» WHAT YOU ARE ASKED TO DO
Images are not part of the copy; write out the rest of the data exactly as given.

━━━ DATA SUPPLIED ━━━

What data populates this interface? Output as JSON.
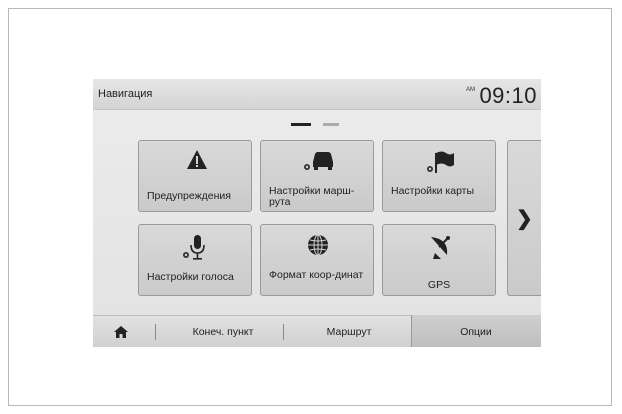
{
  "header": {
    "title": "Навигация",
    "am_pm": "AM",
    "clock": "09:10"
  },
  "pager": {
    "pages": 2,
    "current": 1
  },
  "menu": {
    "items": [
      {
        "label": "Предупреждения",
        "icon": "warning-icon"
      },
      {
        "label": "Настройки марш-рута",
        "icon": "route-settings-icon"
      },
      {
        "label": "Настройки карты",
        "icon": "map-settings-icon"
      },
      {
        "label": "Настройки голоса",
        "icon": "voice-settings-icon"
      },
      {
        "label": "Формат коор-динат",
        "icon": "globe-icon"
      },
      {
        "label": "GPS",
        "icon": "satellite-icon"
      }
    ],
    "next_icon": "chevron-right-icon"
  },
  "tabs": {
    "home_icon": "home-icon",
    "items": [
      {
        "label": "Конеч. пункт"
      },
      {
        "label": "Маршрут"
      },
      {
        "label": "Опции"
      }
    ],
    "active": "Опции"
  }
}
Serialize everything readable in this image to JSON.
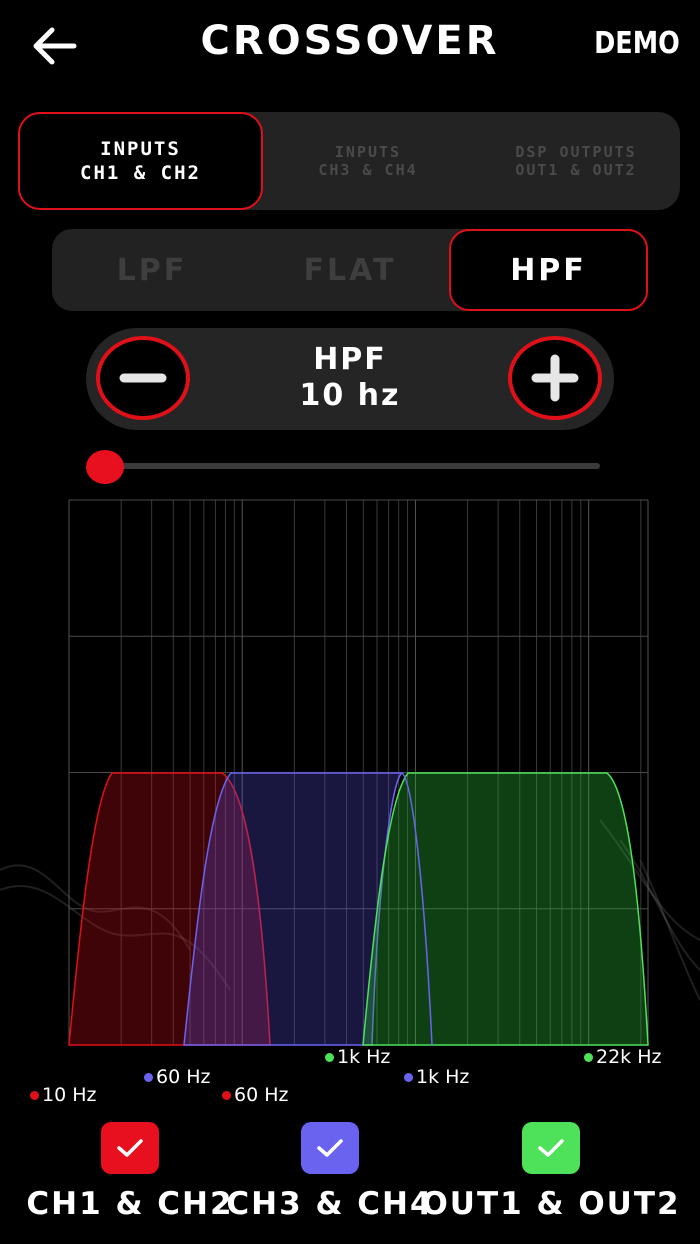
{
  "header": {
    "title": "CROSSOVER",
    "demo_label": "DEMO"
  },
  "channel_tabs": [
    {
      "line1": "INPUTS",
      "line2": "CH1 & CH2",
      "active": true
    },
    {
      "line1": "INPUTS",
      "line2": "CH3 & CH4",
      "active": false
    },
    {
      "line1": "DSP OUTPUTS",
      "line2": "OUT1 & OUT2",
      "active": false
    }
  ],
  "filter_tabs": [
    {
      "label": "LPF",
      "active": false
    },
    {
      "label": "FLAT",
      "active": false
    },
    {
      "label": "HPF",
      "active": true
    }
  ],
  "stepper": {
    "filter": "HPF",
    "value": "10 hz"
  },
  "slider": {
    "value_fraction": 0.0
  },
  "graph_labels": [
    {
      "text": "10 Hz",
      "color": "#e01018"
    },
    {
      "text": "60 Hz",
      "color": "#6a63f0"
    },
    {
      "text": "60 Hz",
      "color": "#e01018"
    },
    {
      "text": "1k Hz",
      "color": "#4ee25a"
    },
    {
      "text": "1k Hz",
      "color": "#6a63f0"
    },
    {
      "text": "22k Hz",
      "color": "#4ee25a"
    }
  ],
  "legend": [
    {
      "label": "CH1 & CH2",
      "color": "#e8101e",
      "checked": true
    },
    {
      "label": "CH3 & CH4",
      "color": "#6a63f0",
      "checked": true
    },
    {
      "label": "OUT1 & OUT2",
      "color": "#4ee25a",
      "checked": true
    }
  ],
  "colors": {
    "accent": "#e01018",
    "ch1": "#e01018",
    "ch3": "#6a63f0",
    "out1": "#4ee25a"
  }
}
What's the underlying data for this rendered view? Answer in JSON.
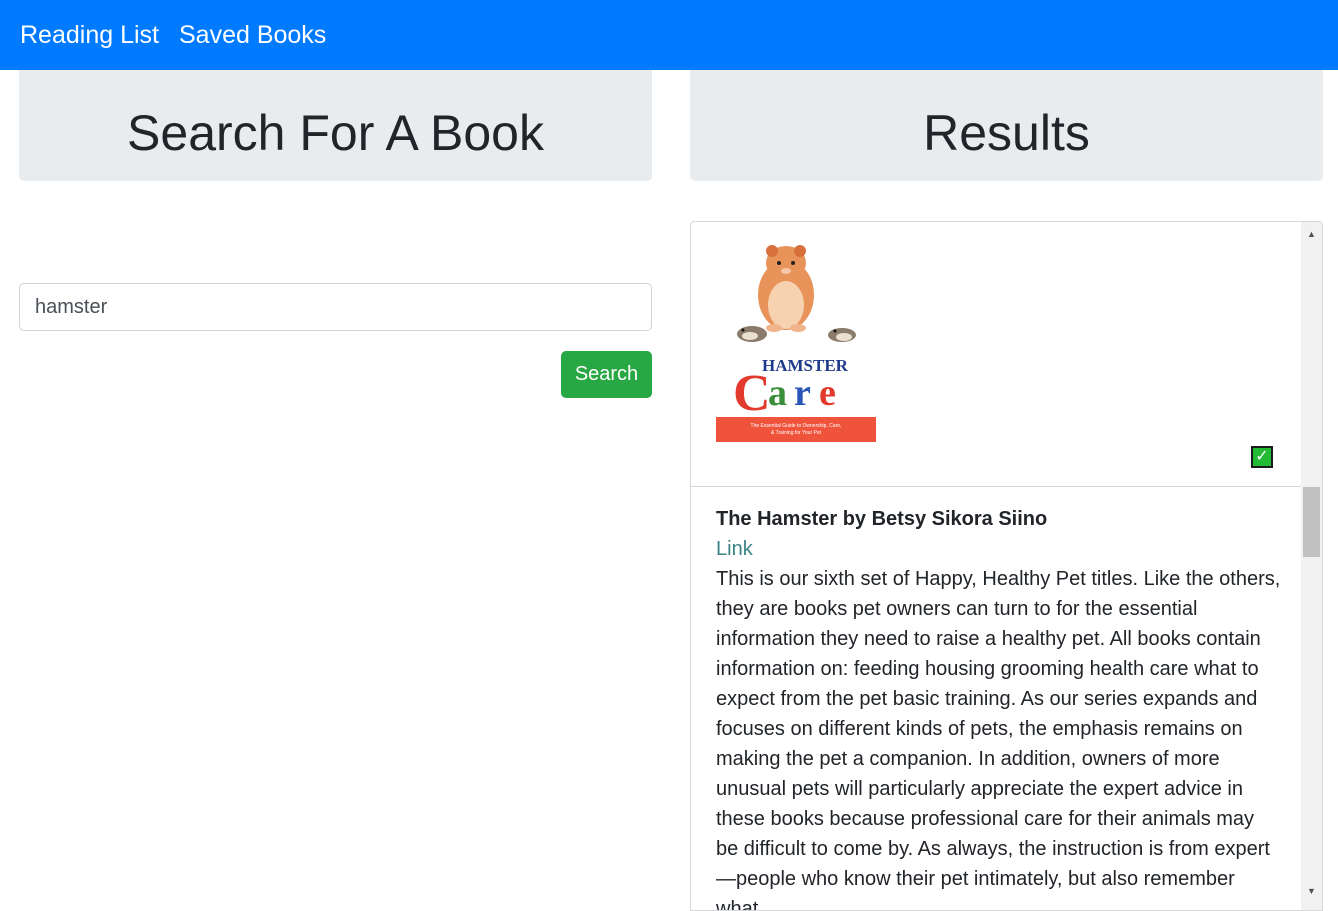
{
  "navbar": {
    "brand": "Reading List",
    "links": [
      "Saved Books"
    ],
    "color": "#007bff"
  },
  "search_section": {
    "heading": "Search For A Book",
    "input_value": "hamster",
    "button_label": "Search",
    "button_color": "#28a745"
  },
  "results_section": {
    "heading": "Results",
    "books": [
      {
        "cover_title_line1": "HAMSTER",
        "cover_title_line2": "Care",
        "cover_subtitle": "The Essential Guide to Ownership, Care, & Training for Your Pet",
        "saved": true,
        "saved_icon": "check-icon",
        "title": "The Hamster by Betsy Sikora Siino",
        "link_label": "Link",
        "description": "This is our sixth set of Happy, Healthy Pet titles. Like the others, they are books pet owners can turn to for the essential information they need to raise a healthy pet. All books contain information on: feeding housing grooming health care what to expect from the pet basic training. As our series expands and focuses on different kinds of pets, the emphasis remains on making the pet a companion. In addition, owners of more unusual pets will particularly appreciate the expert advice in these books because professional care for their animals may be difficult to come by. As always, the instruction is from expert—people who know their pet intimately, but also remember what"
      }
    ]
  },
  "colors": {
    "jumbotron_bg": "#e9ecef",
    "link_color": "#3a8286",
    "saved_badge": "#22bb33"
  }
}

━━━

» THE SOLUTION
What data populates this interface? Output as JSON.
{
  "header": {
    "title": "Навигация",
    "am_pm": "AM",
    "clock": "09:10"
  },
  "pager": {
    "pages": 2,
    "current": 1
  },
  "menu": {
    "items": [
      {
        "label": "Предупреждения",
        "icon": "warning-icon"
      },
      {
        "label": "Настройки марш-рута",
        "icon": "route-settings-icon"
      },
      {
        "label": "Настройки карты",
        "icon": "map-settings-icon"
      },
      {
        "label": "Настройки голоса",
        "icon": "voice-settings-icon"
      },
      {
        "label": "Формат коор-динат",
        "icon": "globe-icon"
      },
      {
        "label": "GPS",
        "icon": "satellite-icon"
      }
    ],
    "next_icon": "chevron-right-icon"
  },
  "tabs": {
    "home_icon": "home-icon",
    "items": [
      {
        "label": "Конеч. пункт"
      },
      {
        "label": "Маршрут"
      },
      {
        "label": "Опции"
      }
    ],
    "active": "Опции"
  }
}
Serialize everything readable in this image to JSON.
{
  "header": {
    "title": "CROSSOVER",
    "demo_label": "DEMO"
  },
  "channel_tabs": [
    {
      "line1": "INPUTS",
      "line2": "CH1 & CH2",
      "active": true
    },
    {
      "line1": "INPUTS",
      "line2": "CH3 & CH4",
      "active": false
    },
    {
      "line1": "DSP OUTPUTS",
      "line2": "OUT1 & OUT2",
      "active": false
    }
  ],
  "filter_tabs": [
    {
      "label": "LPF",
      "active": false
    },
    {
      "label": "FLAT",
      "active": false
    },
    {
      "label": "HPF",
      "active": true
    }
  ],
  "stepper": {
    "filter": "HPF",
    "value": "10 hz"
  },
  "slider": {
    "value_fraction": 0.0
  },
  "graph_labels": [
    {
      "text": "10 Hz",
      "color": "#e01018"
    },
    {
      "text": "60 Hz",
      "color": "#6a63f0"
    },
    {
      "text": "60 Hz",
      "color": "#e01018"
    },
    {
      "text": "1k Hz",
      "color": "#4ee25a"
    },
    {
      "text": "1k Hz",
      "color": "#6a63f0"
    },
    {
      "text": "22k Hz",
      "color": "#4ee25a"
    }
  ],
  "legend": [
    {
      "label": "CH1 & CH2",
      "color": "#e8101e",
      "checked": true
    },
    {
      "label": "CH3 & CH4",
      "color": "#6a63f0",
      "checked": true
    },
    {
      "label": "OUT1 & OUT2",
      "color": "#4ee25a",
      "checked": true
    }
  ],
  "colors": {
    "accent": "#e01018",
    "ch1": "#e01018",
    "ch3": "#6a63f0",
    "out1": "#4ee25a"
  }
}
What's the underlying data for this rendered view? Answer in JSON.
{
  "navbar": {
    "brand": "Reading List",
    "links": [
      "Saved Books"
    ],
    "color": "#007bff"
  },
  "search_section": {
    "heading": "Search For A Book",
    "input_value": "hamster",
    "button_label": "Search",
    "button_color": "#28a745"
  },
  "results_section": {
    "heading": "Results",
    "books": [
      {
        "cover_title_line1": "HAMSTER",
        "cover_title_line2": "Care",
        "cover_subtitle": "The Essential Guide to Ownership, Care, & Training for Your Pet",
        "saved": true,
        "saved_icon": "check-icon",
        "title": "The Hamster by Betsy Sikora Siino",
        "link_label": "Link",
        "description": "This is our sixth set of Happy, Healthy Pet titles. Like the others, they are books pet owners can turn to for the essential information they need to raise a healthy pet. All books contain information on: feeding housing grooming health care what to expect from the pet basic training. As our series expands and focuses on different kinds of pets, the emphasis remains on making the pet a companion. In addition, owners of more unusual pets will particularly appreciate the expert advice in these books because professional care for their animals may be difficult to come by. As always, the instruction is from expert—people who know their pet intimately, but also remember what"
      }
    ]
  },
  "colors": {
    "jumbotron_bg": "#e9ecef",
    "link_color": "#3a8286",
    "saved_badge": "#22bb33"
  }
}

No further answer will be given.